# START OF Records for this exercise

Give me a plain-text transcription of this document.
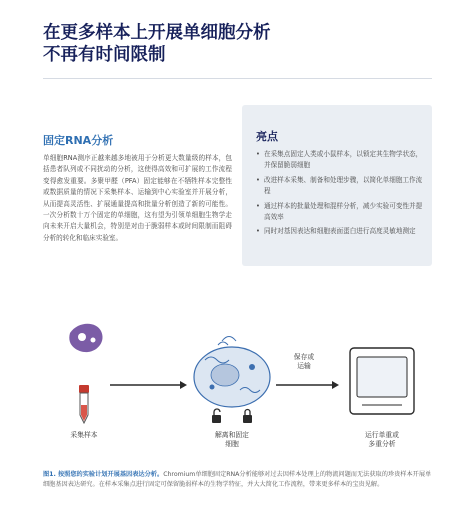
在更多样本上开展单细胞分析
不再有时间限制
固定RNA分析
单细胞RNA测序正越来越多地被用于分析更大数量级的样本，包括患者队列或不同扰动的分析，这使得高效和可扩展的工作流程变得愈发重要。多聚甲醛（PFA）固定能够在不牺牲样本完整性或数据质量的情况下采集样本、运输到中心实验室并开展分析，从而提高灵活性、扩展通量提高和批量分析创造了新的可能性。一次分析数十万个固定的单细胞，这有望为引领单细胞生物学走向未来开启大量机会，特别是对由于脆弱样本或时间限制而阻碍分析的转化和临床实验室。
亮点
• 在采集点固定人类或小鼠样本，以锁定其生物学状态，并保留脆弱细胞
• 改进样本采集、制备和处理步骤，以简化单细胞工作流程
• 通过样本的批量处理和混样分析，减少实验可变性并提高效率
• 同时对基因表达和细胞表面蛋白进行高度灵敏地测定
采集样本	解离和固定
细胞
保存或
运输
运行单重或
多重分析
图1. 按照您的实验计划开展基因表达分析。Chromium单细胞固定RNA分析能够对过去因样本处理上的物流问题而无法获取的珍贵样本开展单细胞基因表达研究。在样本采集点进行固定可保留脆弱样本的生物学特征，并大大简化工作流程，带来更多样本的宝贵见解。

# END OF Records for this exercise

_What to do_. Copy every record above exactly, leaving out the pictures.

_Solution for this task_.
Give me a plain-text transcription of this document.
在更多样本上开展单细胞分析
不再有时间限制
固定RNA分析
单细胞RNA测序正越来越多地被用于分析更大数量级的样本，包括患者队列或不同扰动的分析，这使得高效和可扩展的工作流程变得愈发重要。多聚甲醛（PFA）固定能够在不牺牲样本完整性或数据质量的情况下采集样本、运输到中心实验室并开展分析，从而提高灵活性、扩展通量提高和批量分析创造了新的可能性。一次分析数十万个固定的单细胞，这有望为引领单细胞生物学走向未来开启大量机会，特别是对由于脆弱样本或时间限制而阻碍分析的转化和临床实验室。
亮点
• 在采集点固定人类或小鼠样本，以锁定其生物学状态，并保留脆弱细胞
• 改进样本采集、制备和处理步骤，以简化单细胞工作流程
• 通过样本的批量处理和混样分析，减少实验可变性并提高效率
• 同时对基因表达和细胞表面蛋白进行高度灵敏地测定
采集样本	解离和固定
细胞
保存或
运输
运行单重或
多重分析
图1. 按照您的实验计划开展基因表达分析。Chromium单细胞固定RNA分析能够对过去因样本处理上的物流问题而无法获取的珍贵样本开展单细胞基因表达研究。在样本采集点进行固定可保留脆弱样本的生物学特征，并大大简化工作流程，带来更多样本的宝贵见解。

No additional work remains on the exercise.